> **What to do**
Count, in the entries below, the lines in which "still" occurs. Give the number, nothing more.

________________

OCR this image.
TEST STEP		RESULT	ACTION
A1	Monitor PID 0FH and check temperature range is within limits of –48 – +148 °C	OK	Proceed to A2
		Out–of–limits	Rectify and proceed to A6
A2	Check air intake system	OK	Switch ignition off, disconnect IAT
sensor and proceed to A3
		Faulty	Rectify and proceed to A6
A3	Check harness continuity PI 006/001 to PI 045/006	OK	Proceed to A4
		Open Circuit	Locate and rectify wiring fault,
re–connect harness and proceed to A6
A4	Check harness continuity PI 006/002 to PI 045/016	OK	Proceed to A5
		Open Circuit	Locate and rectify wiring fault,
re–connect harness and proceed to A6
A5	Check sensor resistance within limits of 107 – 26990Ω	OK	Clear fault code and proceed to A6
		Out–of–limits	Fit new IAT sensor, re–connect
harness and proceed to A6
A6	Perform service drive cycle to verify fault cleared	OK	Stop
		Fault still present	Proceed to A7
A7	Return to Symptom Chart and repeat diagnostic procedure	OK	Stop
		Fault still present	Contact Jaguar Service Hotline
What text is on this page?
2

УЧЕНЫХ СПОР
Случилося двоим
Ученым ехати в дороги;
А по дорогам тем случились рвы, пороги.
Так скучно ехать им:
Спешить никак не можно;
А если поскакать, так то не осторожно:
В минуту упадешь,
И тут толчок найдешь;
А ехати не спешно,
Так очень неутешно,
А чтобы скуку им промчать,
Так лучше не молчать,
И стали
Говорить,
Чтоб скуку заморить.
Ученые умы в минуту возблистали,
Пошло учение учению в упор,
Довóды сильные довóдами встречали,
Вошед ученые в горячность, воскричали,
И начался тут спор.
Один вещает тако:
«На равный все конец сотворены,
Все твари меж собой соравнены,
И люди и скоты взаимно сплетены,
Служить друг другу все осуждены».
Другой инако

________________

> **Response for this exercise**
2